INSTRUCTIONS TO FOLLOW:
Find and copy lines holding "AEGEAN".

INFORMATION SUPPLIED:
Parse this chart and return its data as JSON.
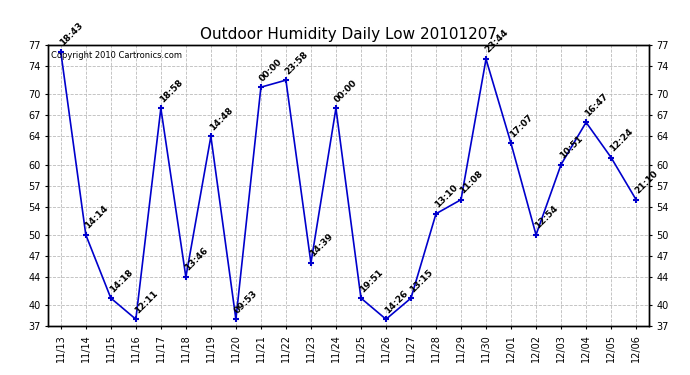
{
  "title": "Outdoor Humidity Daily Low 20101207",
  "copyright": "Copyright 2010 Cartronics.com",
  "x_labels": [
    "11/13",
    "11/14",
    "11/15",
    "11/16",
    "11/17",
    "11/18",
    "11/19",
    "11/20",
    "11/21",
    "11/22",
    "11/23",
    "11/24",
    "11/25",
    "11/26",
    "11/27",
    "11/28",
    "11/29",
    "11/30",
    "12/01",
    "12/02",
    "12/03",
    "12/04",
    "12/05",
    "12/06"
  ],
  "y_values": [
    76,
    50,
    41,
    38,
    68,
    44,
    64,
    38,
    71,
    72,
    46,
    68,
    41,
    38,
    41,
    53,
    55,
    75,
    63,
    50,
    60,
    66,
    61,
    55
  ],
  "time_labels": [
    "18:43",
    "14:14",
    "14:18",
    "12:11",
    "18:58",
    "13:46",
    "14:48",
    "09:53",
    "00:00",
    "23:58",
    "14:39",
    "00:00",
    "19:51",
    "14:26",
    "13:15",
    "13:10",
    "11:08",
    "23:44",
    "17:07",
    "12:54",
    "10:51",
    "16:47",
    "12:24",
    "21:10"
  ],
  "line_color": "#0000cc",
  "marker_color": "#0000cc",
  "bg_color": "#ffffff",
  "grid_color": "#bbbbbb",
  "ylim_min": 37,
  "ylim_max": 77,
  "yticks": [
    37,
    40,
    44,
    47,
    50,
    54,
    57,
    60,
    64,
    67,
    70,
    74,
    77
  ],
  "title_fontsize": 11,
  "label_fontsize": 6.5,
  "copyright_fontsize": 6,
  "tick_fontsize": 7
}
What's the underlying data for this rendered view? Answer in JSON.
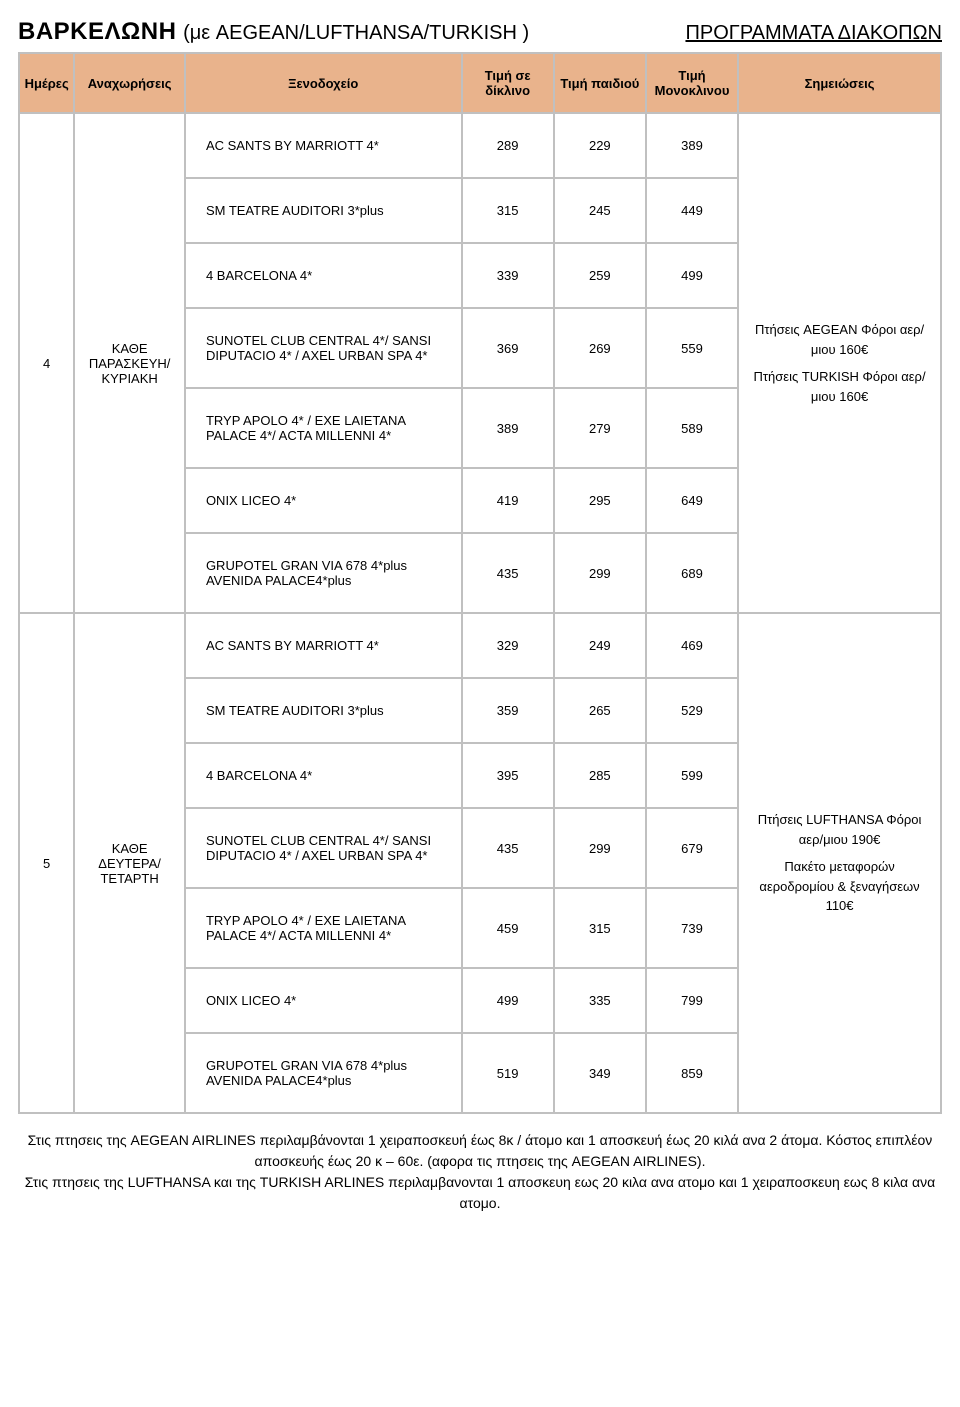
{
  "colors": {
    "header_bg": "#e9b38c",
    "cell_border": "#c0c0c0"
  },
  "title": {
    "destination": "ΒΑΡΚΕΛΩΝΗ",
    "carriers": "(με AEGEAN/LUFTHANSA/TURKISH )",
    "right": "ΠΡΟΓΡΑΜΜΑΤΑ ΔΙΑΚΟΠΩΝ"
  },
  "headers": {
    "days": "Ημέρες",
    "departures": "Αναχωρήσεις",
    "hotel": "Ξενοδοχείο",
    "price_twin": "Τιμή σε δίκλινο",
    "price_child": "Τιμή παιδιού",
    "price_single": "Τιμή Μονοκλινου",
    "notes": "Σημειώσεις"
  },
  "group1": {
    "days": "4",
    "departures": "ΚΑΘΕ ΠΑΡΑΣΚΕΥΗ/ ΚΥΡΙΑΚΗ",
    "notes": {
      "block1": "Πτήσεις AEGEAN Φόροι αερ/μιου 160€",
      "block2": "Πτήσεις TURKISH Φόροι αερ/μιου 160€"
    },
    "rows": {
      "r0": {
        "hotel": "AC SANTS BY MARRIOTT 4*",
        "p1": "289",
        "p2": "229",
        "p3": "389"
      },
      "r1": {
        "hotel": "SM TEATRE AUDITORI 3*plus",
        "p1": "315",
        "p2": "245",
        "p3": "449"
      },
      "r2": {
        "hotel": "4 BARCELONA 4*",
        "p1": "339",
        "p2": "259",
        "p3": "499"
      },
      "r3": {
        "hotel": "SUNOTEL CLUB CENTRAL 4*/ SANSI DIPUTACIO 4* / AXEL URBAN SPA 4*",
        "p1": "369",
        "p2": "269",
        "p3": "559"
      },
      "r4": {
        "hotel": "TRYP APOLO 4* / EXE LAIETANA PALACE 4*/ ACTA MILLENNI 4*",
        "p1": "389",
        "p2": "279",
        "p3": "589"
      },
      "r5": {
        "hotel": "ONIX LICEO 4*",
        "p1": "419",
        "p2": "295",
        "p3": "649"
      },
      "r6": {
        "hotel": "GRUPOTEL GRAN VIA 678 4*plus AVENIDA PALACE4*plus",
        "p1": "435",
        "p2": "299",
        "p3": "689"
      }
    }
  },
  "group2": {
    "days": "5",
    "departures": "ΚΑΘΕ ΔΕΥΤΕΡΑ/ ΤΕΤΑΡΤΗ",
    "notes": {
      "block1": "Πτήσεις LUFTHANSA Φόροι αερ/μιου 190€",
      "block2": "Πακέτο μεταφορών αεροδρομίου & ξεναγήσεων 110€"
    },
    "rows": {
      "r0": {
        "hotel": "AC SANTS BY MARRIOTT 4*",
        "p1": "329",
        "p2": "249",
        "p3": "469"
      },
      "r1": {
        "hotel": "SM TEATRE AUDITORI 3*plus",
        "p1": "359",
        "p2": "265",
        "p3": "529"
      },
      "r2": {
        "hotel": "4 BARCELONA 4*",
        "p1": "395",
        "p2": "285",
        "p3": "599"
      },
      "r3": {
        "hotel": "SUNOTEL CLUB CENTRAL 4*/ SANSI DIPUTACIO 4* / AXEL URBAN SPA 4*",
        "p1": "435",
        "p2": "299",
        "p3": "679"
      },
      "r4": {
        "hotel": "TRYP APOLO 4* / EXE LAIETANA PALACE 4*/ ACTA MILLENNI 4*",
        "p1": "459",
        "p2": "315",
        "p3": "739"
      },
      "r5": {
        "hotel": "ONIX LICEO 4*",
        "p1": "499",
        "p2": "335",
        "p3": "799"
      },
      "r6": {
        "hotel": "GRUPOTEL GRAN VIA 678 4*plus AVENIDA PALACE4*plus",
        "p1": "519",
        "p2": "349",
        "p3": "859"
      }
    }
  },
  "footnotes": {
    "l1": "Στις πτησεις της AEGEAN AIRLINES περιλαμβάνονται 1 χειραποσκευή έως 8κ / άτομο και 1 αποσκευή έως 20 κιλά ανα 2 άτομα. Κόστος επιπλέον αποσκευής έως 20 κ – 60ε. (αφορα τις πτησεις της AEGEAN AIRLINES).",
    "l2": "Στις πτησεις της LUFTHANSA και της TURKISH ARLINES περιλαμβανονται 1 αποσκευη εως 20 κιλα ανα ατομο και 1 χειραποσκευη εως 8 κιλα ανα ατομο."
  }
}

---

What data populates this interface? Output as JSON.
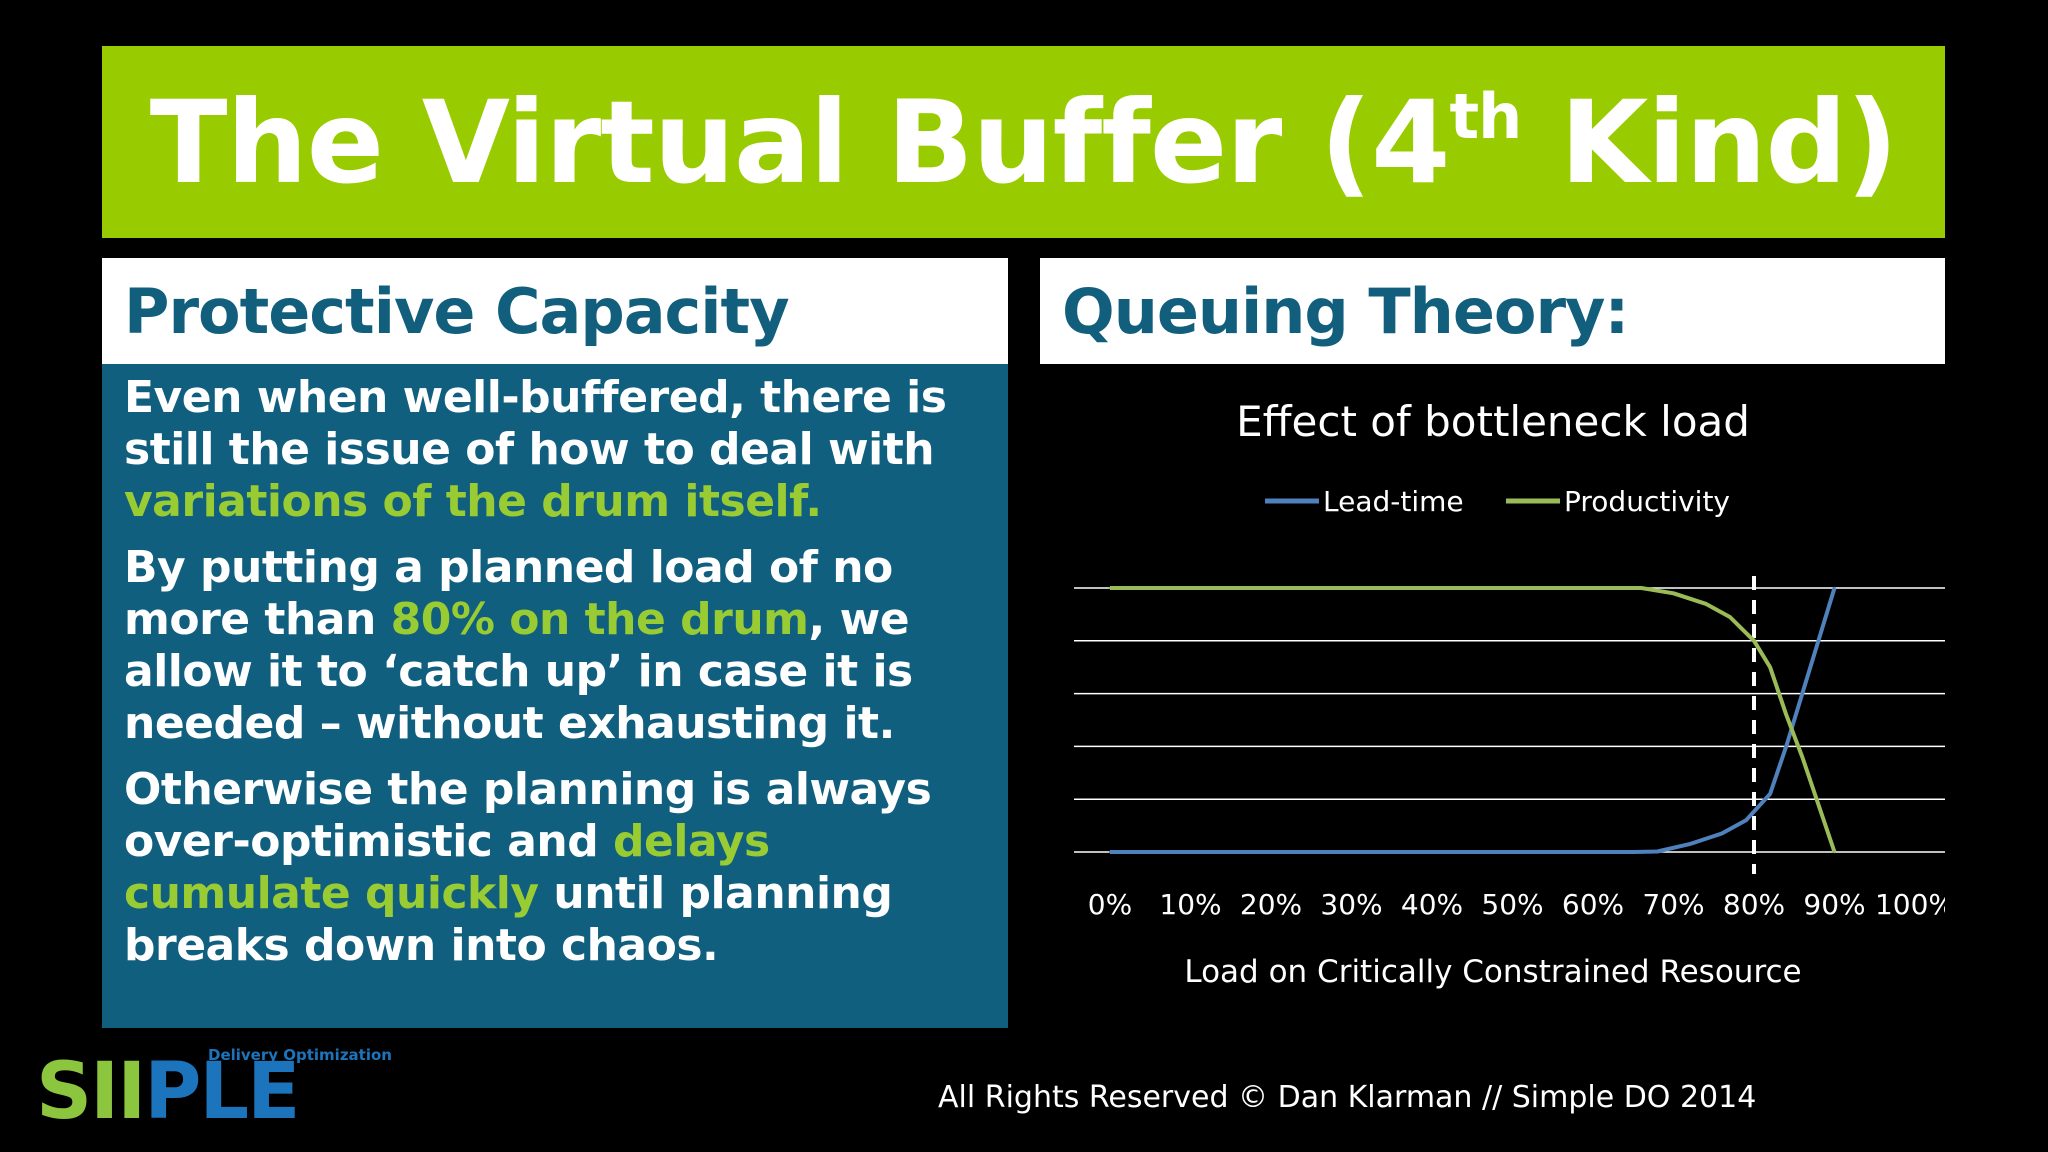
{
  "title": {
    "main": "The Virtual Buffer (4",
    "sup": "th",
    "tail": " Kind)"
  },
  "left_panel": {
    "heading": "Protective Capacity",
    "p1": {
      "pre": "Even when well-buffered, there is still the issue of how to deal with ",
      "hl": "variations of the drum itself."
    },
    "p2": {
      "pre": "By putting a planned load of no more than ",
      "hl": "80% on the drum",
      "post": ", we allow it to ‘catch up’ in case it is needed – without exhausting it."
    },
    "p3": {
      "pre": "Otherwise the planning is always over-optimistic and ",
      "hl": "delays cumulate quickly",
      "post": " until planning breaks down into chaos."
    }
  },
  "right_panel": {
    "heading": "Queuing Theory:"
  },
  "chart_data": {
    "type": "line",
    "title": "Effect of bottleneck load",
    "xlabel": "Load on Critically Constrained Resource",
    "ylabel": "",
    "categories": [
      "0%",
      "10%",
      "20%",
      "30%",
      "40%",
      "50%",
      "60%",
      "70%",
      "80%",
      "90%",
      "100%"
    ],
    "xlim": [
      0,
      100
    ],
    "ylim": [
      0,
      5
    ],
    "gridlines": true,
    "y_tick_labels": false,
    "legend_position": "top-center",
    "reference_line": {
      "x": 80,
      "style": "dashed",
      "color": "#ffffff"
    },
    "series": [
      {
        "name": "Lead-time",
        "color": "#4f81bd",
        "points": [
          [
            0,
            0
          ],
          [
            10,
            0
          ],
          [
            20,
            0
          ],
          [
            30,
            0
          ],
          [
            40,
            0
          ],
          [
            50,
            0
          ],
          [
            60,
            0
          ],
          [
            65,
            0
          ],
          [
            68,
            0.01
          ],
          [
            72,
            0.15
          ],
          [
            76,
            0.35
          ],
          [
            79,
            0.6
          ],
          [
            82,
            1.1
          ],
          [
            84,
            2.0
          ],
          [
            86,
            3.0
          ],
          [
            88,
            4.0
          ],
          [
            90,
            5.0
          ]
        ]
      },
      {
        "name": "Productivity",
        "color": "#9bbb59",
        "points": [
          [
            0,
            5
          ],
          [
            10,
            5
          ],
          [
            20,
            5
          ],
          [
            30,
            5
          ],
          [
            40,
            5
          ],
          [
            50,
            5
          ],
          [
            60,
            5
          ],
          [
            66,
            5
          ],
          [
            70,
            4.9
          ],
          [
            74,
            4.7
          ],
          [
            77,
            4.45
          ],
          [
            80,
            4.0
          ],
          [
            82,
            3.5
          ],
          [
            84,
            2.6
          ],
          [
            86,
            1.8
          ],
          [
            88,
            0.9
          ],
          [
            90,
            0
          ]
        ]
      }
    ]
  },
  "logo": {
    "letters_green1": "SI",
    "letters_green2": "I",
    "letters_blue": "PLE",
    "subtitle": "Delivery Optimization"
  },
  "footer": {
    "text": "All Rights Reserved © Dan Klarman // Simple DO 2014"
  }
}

FULL ANSWER:
    "carriers": "(με AEGEAN/LUFTHANSA/TURKISH )",
      "block1": "Πτήσεις AEGEAN Φόροι αερ/μιου 160€",
    "l1": "Στις πτησεις της AEGEAN AIRLINES περιλαμβάνονται 1 χειραποσκευή έως 8κ / άτομο και 1 αποσκευή έως 20 κιλά ανα 2 άτομα. Κόστος επιπλέον αποσκευής έως 20 κ – 60ε. (αφορα τις πτησεις της AEGEAN AIRLINES).",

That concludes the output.